▶ DO THIS
Leave out the pictures and copy everything else in the entries exactly.

** Start LISTED RECORDS **

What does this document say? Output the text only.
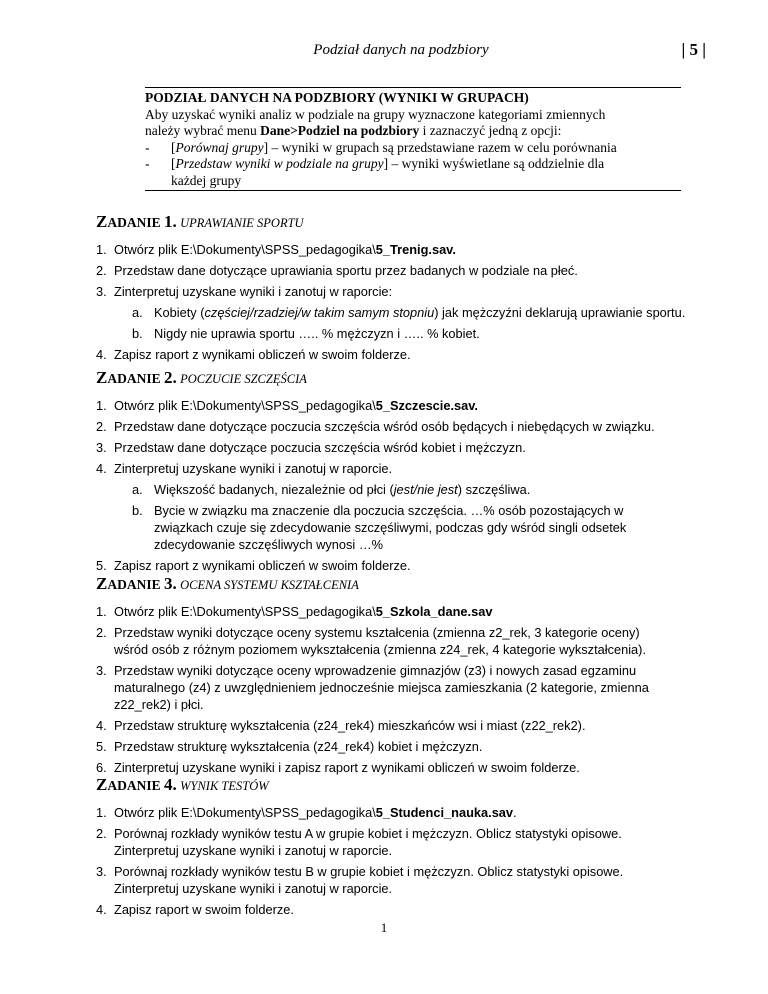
Podział danych na podzbiory	| 5 |
PODZIAŁ DANYCH NA PODZBIORY (WYNIKI W GRUPACH)
Aby uzyskać wyniki analiz w podziale na grupy wyznaczone kategoriami zmiennych
należy wybrać menu Dane>Podziel na podzbiory i zaznaczyć jedną z opcji:
-	[Porównaj grupy] – wyniki w grupach są przedstawiane razem w celu porównania
-	[Przedstaw wyniki w podziale na grupy] – wyniki wyświetlane są oddzielnie dla
każdej grupy
ZADANIE 1. UPRAWIANIE SPORTU
1. Otwórz plik E:\Dokumenty\SPSS_pedagogika\5_Trenig.sav.
2. Przedstaw dane dotyczące uprawiania sportu przez badanych w podziale na płeć.
3. Zinterpretuj uzyskane wyniki i zanotuj w raporcie:
a. Kobiety (częściej/rzadziej/w takim samym stopniu) jak mężczyźni deklarują uprawianie sportu.
b. Nigdy nie uprawia sportu ….. % mężczyzn i ….. % kobiet.
4. Zapisz raport z wynikami obliczeń w swoim folderze.
ZADANIE 2. POCZUCIE SZCZĘŚCIA
1. Otwórz plik E:\Dokumenty\SPSS_pedagogika\5_Szczescie.sav.
2. Przedstaw dane dotyczące poczucia szczęścia wśród osób będących i niebędących w związku.
3. Przedstaw dane dotyczące poczucia szczęścia wśród kobiet i mężczyzn.
4. Zinterpretuj uzyskane wyniki i zanotuj w raporcie.
a. Większość badanych, niezależnie od płci (jest/nie jest) szczęśliwa.
b. Bycie w związku ma znaczenie dla poczucia szczęścia. …% osób pozostających w
związkach czuje się zdecydowanie szczęśliwymi, podczas gdy wśród singli odsetek
zdecydowanie szczęśliwych wynosi …%
5. Zapisz raport z wynikami obliczeń w swoim folderze.
ZADANIE 3. OCENA SYSTEMU KSZTAŁCENIA
1. Otwórz plik E:\Dokumenty\SPSS_pedagogika\5_Szkola_dane.sav
2. Przedstaw wyniki dotyczące oceny systemu kształcenia (zmienna z2_rek, 3 kategorie oceny)
wśród osób z różnym poziomem wykształcenia (zmienna z24_rek, 4 kategorie wykształcenia).
3. Przedstaw wyniki dotyczące oceny wprowadzenie gimnazjów (z3) i nowych zasad egzaminu
maturalnego (z4) z uwzględnieniem jednocześnie miejsca zamieszkania (2 kategorie, zmienna
z22_rek2) i płci.
4. Przedstaw strukturę wykształcenia (z24_rek4) mieszkańców wsi i miast (z22_rek2).
5. Przedstaw strukturę wykształcenia (z24_rek4) kobiet i mężczyzn.
6. Zinterpretuj uzyskane wyniki i zapisz raport z wynikami obliczeń w swoim folderze.
ZADANIE 4. WYNIK TESTÓW
1. Otwórz plik E:\Dokumenty\SPSS_pedagogika\5_Studenci_nauka.sav.
2. Porównaj rozkłady wyników testu A w grupie kobiet i mężczyzn. Oblicz statystyki opisowe.
Zinterpretuj uzyskane wyniki i zanotuj w raporcie.
3. Porównaj rozkłady wyników testu B w grupie kobiet i mężczyzn. Oblicz statystyki opisowe.
Zinterpretuj uzyskane wyniki i zanotuj w raporcie.
4. Zapisz raport w swoim folderze.
1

** End LISTED RECORDS **

▶ ANSWER BELOW
What does this document say? Output the text only.
Podział danych na podzbiory	| 5 |
PODZIAŁ DANYCH NA PODZBIORY (WYNIKI W GRUPACH)
Aby uzyskać wyniki analiz w podziale na grupy wyznaczone kategoriami zmiennych
należy wybrać menu Dane>Podziel na podzbiory i zaznaczyć jedną z opcji:
-	[Porównaj grupy] – wyniki w grupach są przedstawiane razem w celu porównania
-	[Przedstaw wyniki w podziale na grupy] – wyniki wyświetlane są oddzielnie dla
każdej grupy
ZADANIE 1. UPRAWIANIE SPORTU
1. Otwórz plik E:\Dokumenty\SPSS_pedagogika\5_Trenig.sav.
2. Przedstaw dane dotyczące uprawiania sportu przez badanych w podziale na płeć.
3. Zinterpretuj uzyskane wyniki i zanotuj w raporcie:
a. Kobiety (częściej/rzadziej/w takim samym stopniu) jak mężczyźni deklarują uprawianie sportu.
b. Nigdy nie uprawia sportu ….. % mężczyzn i ….. % kobiet.
4. Zapisz raport z wynikami obliczeń w swoim folderze.
ZADANIE 2. POCZUCIE SZCZĘŚCIA
1. Otwórz plik E:\Dokumenty\SPSS_pedagogika\5_Szczescie.sav.
2. Przedstaw dane dotyczące poczucia szczęścia wśród osób będących i niebędących w związku.
3. Przedstaw dane dotyczące poczucia szczęścia wśród kobiet i mężczyzn.
4. Zinterpretuj uzyskane wyniki i zanotuj w raporcie.
a. Większość badanych, niezależnie od płci (jest/nie jest) szczęśliwa.
b. Bycie w związku ma znaczenie dla poczucia szczęścia. …% osób pozostających w
związkach czuje się zdecydowanie szczęśliwymi, podczas gdy wśród singli odsetek
zdecydowanie szczęśliwych wynosi …%
5. Zapisz raport z wynikami obliczeń w swoim folderze.
ZADANIE 3. OCENA SYSTEMU KSZTAŁCENIA
1. Otwórz plik E:\Dokumenty\SPSS_pedagogika\5_Szkola_dane.sav
2. Przedstaw wyniki dotyczące oceny systemu kształcenia (zmienna z2_rek, 3 kategorie oceny)
wśród osób z różnym poziomem wykształcenia (zmienna z24_rek, 4 kategorie wykształcenia).
3. Przedstaw wyniki dotyczące oceny wprowadzenie gimnazjów (z3) i nowych zasad egzaminu
maturalnego (z4) z uwzględnieniem jednocześnie miejsca zamieszkania (2 kategorie, zmienna
z22_rek2) i płci.
4. Przedstaw strukturę wykształcenia (z24_rek4) mieszkańców wsi i miast (z22_rek2).
5. Przedstaw strukturę wykształcenia (z24_rek4) kobiet i mężczyzn.
6. Zinterpretuj uzyskane wyniki i zapisz raport z wynikami obliczeń w swoim folderze.
ZADANIE 4. WYNIK TESTÓW
1. Otwórz plik E:\Dokumenty\SPSS_pedagogika\5_Studenci_nauka.sav.
2. Porównaj rozkłady wyników testu A w grupie kobiet i mężczyzn. Oblicz statystyki opisowe.
Zinterpretuj uzyskane wyniki i zanotuj w raporcie.
3. Porównaj rozkłady wyników testu B w grupie kobiet i mężczyzn. Oblicz statystyki opisowe.
Zinterpretuj uzyskane wyniki i zanotuj w raporcie.
4. Zapisz raport w swoim folderze.
1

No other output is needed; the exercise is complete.